(Dataset rows)

════════════════

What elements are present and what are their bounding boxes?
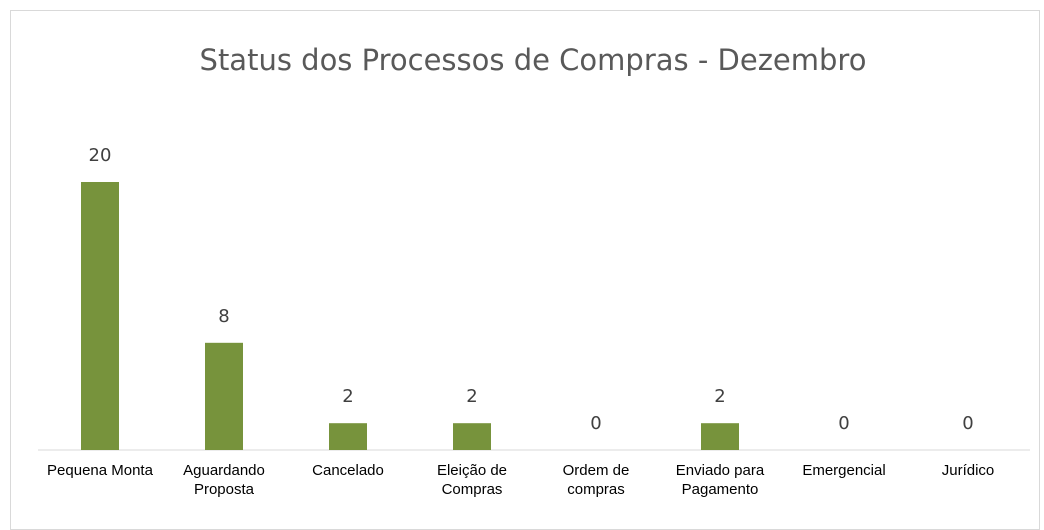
bar <box>701 423 739 450</box>
data-label: 0 <box>590 413 601 434</box>
x-tick-label: Enviado para Pagamento <box>675 462 765 498</box>
data-label: 2 <box>466 386 477 407</box>
bar <box>81 182 119 450</box>
data-label: 0 <box>838 413 849 434</box>
data-label: 0 <box>962 413 973 434</box>
data-label: 20 <box>89 145 112 166</box>
x-tick-label: Emergencial <box>802 462 886 479</box>
x-tick-label: Eleição de Compras <box>436 462 508 498</box>
page: {"chart_data": {"type": "bar", "title": … <box>10 10 1040 530</box>
data-label: 2 <box>714 386 725 407</box>
x-tick-label: Jurídico <box>941 462 995 479</box>
x-tick-label: Aguardando Proposta <box>183 462 265 498</box>
chart: Status dos Processos de Compras - Dezemb… <box>38 43 1030 451</box>
bar <box>205 342 243 450</box>
x-tick-label: Ordem de compras <box>562 462 630 498</box>
x-tick-label: Pequena Monta <box>47 462 153 479</box>
bar <box>453 423 491 450</box>
chart-title: Status dos Processos de Compras - Dezemb… <box>200 43 867 77</box>
bar <box>329 423 367 450</box>
x-tick-label: Cancelado <box>312 462 384 479</box>
data-label: 8 <box>218 306 229 327</box>
data-label: 2 <box>342 386 353 407</box>
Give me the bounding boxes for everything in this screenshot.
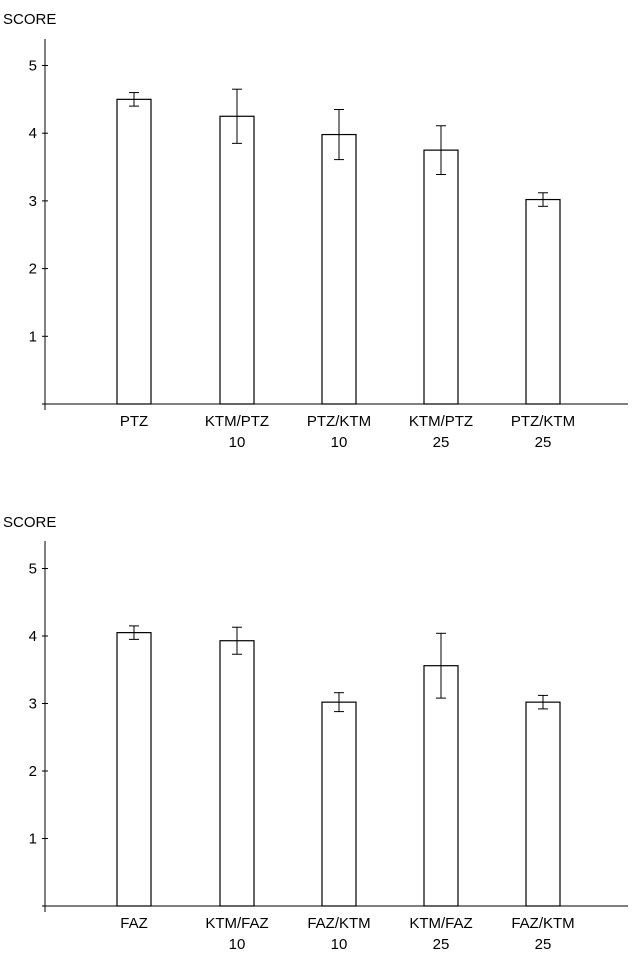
x-tick-label: PTZ/KTM xyxy=(511,413,575,430)
x-tick-label: 25 xyxy=(433,936,450,953)
x-tick-label: KTM/PTZ xyxy=(409,413,473,430)
y-tick-label: 4 xyxy=(29,125,37,142)
x-tick-label: PTZ xyxy=(120,413,148,430)
x-tick-label: KTM/FAZ xyxy=(205,915,268,932)
bar xyxy=(321,133,357,405)
bar xyxy=(423,149,459,405)
bar xyxy=(423,665,459,907)
x-tick-label: 10 xyxy=(331,936,348,953)
bar xyxy=(219,640,255,907)
y-axis-label: SCORE xyxy=(3,514,56,531)
x-tick-label: 25 xyxy=(433,434,450,451)
y-tick-label: 2 xyxy=(29,261,37,278)
chart-panel-2: SCORE 1 2 3 4 5 FAZ KTM/FAZ 10 FAZ/KTM 10 KTM/FAZ 25… xyxy=(3,514,628,953)
y-tick-label: 3 xyxy=(29,193,37,210)
bar xyxy=(116,98,152,405)
x-tick-label: 25 xyxy=(535,434,552,451)
y-tick-label: 5 xyxy=(29,561,37,578)
x-tick-label: KTM/PTZ xyxy=(205,413,269,430)
y-tick-label: 1 xyxy=(29,831,37,848)
x-tick-label: 25 xyxy=(535,936,552,953)
y-tick-label: 3 xyxy=(29,696,37,713)
x-tick-label: KTM/FAZ xyxy=(409,915,472,932)
x-tick-label: 10 xyxy=(229,434,246,451)
x-tick-label: PTZ/KTM xyxy=(307,413,371,430)
y-tick-label: 4 xyxy=(29,628,37,645)
chart-panel-1: SCORE 1 2 3 4 5 PTZ KTM/PTZ 10 PTZ/KTM 10 KTM/PTZ 25… xyxy=(3,11,628,451)
bar xyxy=(321,701,357,907)
x-tick-label: FAZ/KTM xyxy=(307,915,370,932)
x-tick-label: FAZ xyxy=(120,915,148,932)
x-tick-label: 10 xyxy=(229,936,246,953)
y-tick-label: 1 xyxy=(29,328,37,345)
y-tick-label: 2 xyxy=(29,763,37,780)
y-axis-label: SCORE xyxy=(3,11,56,28)
x-tick-label: FAZ/KTM xyxy=(511,915,574,932)
y-tick-label: 5 xyxy=(29,58,37,75)
x-tick-label: 10 xyxy=(331,434,348,451)
bar xyxy=(525,198,561,405)
bar xyxy=(116,632,152,907)
bar xyxy=(525,701,561,907)
bar xyxy=(219,115,255,405)
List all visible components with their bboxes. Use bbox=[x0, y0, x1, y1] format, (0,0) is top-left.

════════════════

-- STATED TASK --
Retype all of the dataset rows above verbatim, leaving the pictures out.

-- WORKED ANSWER --
What elements are present and what are their bounding boxes?
bar <box>701 423 739 450</box>
data-label: 0 <box>590 413 601 434</box>
x-tick-label: Enviado para Pagamento <box>675 462 765 498</box>
data-label: 2 <box>466 386 477 407</box>
bar <box>81 182 119 450</box>
data-label: 0 <box>838 413 849 434</box>
data-label: 0 <box>962 413 973 434</box>
data-label: 20 <box>89 145 112 166</box>
x-tick-label: Emergencial <box>802 462 886 479</box>
x-tick-label: Eleição de Compras <box>436 462 508 498</box>
page: {"chart_data": {"type": "bar", "title": … <box>10 10 1040 530</box>
data-label: 2 <box>714 386 725 407</box>
x-tick-label: Jurídico <box>941 462 995 479</box>
x-tick-label: Aguardando Proposta <box>183 462 265 498</box>
chart: Status dos Processos de Compras - Dezemb… <box>38 43 1030 451</box>
bar <box>205 342 243 450</box>
x-tick-label: Ordem de compras <box>562 462 630 498</box>
x-tick-label: Pequena Monta <box>47 462 153 479</box>
bar <box>453 423 491 450</box>
chart-title: Status dos Processos de Compras - Dezemb… <box>200 43 867 77</box>
bar <box>329 423 367 450</box>
x-tick-label: Cancelado <box>312 462 384 479</box>
data-label: 8 <box>218 306 229 327</box>
data-label: 2 <box>342 386 353 407</box>
Give me the bounding boxes for everything in this screenshot.
x-tick-label: PTZ/KTM xyxy=(511,413,575,430)
x-tick-label: 25 xyxy=(433,936,450,953)
x-tick-label: KTM/PTZ xyxy=(409,413,473,430)
y-tick-label: 4 xyxy=(29,125,37,142)
x-tick-label: PTZ xyxy=(120,413,148,430)
x-tick-label: KTM/FAZ xyxy=(205,915,268,932)
bar xyxy=(321,133,357,405)
bar xyxy=(423,149,459,405)
bar xyxy=(423,665,459,907)
x-tick-label: 10 xyxy=(331,936,348,953)
bar xyxy=(219,640,255,907)
y-axis-label: SCORE xyxy=(3,514,56,531)
x-tick-label: 25 xyxy=(433,434,450,451)
y-tick-label: 2 xyxy=(29,261,37,278)
chart-panel-2: SCORE 1 2 3 4 5 FAZ KTM/FAZ 10 FAZ/KTM 10 KTM/FAZ 25… xyxy=(3,514,628,953)
y-tick-label: 3 xyxy=(29,193,37,210)
bar xyxy=(116,98,152,405)
x-tick-label: 25 xyxy=(535,434,552,451)
y-tick-label: 5 xyxy=(29,561,37,578)
x-tick-label: KTM/PTZ xyxy=(205,413,269,430)
y-tick-label: 1 xyxy=(29,831,37,848)
x-tick-label: 25 xyxy=(535,936,552,953)
y-tick-label: 3 xyxy=(29,696,37,713)
x-tick-label: KTM/FAZ xyxy=(409,915,472,932)
x-tick-label: 10 xyxy=(229,434,246,451)
x-tick-label: PTZ/KTM xyxy=(307,413,371,430)
y-tick-label: 4 xyxy=(29,628,37,645)
chart-panel-1: SCORE 1 2 3 4 5 PTZ KTM/PTZ 10 PTZ/KTM 10 KTM/PTZ 25… xyxy=(3,11,628,451)
bar xyxy=(321,701,357,907)
x-tick-label: FAZ/KTM xyxy=(307,915,370,932)
x-tick-label: FAZ xyxy=(120,915,148,932)
x-tick-label: 10 xyxy=(229,936,246,953)
y-tick-label: 1 xyxy=(29,328,37,345)
y-tick-label: 2 xyxy=(29,763,37,780)
y-axis-label: SCORE xyxy=(3,11,56,28)
x-tick-label: FAZ/KTM xyxy=(511,915,574,932)
y-tick-label: 5 xyxy=(29,58,37,75)
x-tick-label: 10 xyxy=(331,434,348,451)
bar xyxy=(525,198,561,405)
bar xyxy=(116,632,152,907)
bar xyxy=(525,701,561,907)
bar xyxy=(219,115,255,405)
List all visible components with their bboxes. Use bbox=[x0, y0, x1, y1] format, (0,0) is top-left.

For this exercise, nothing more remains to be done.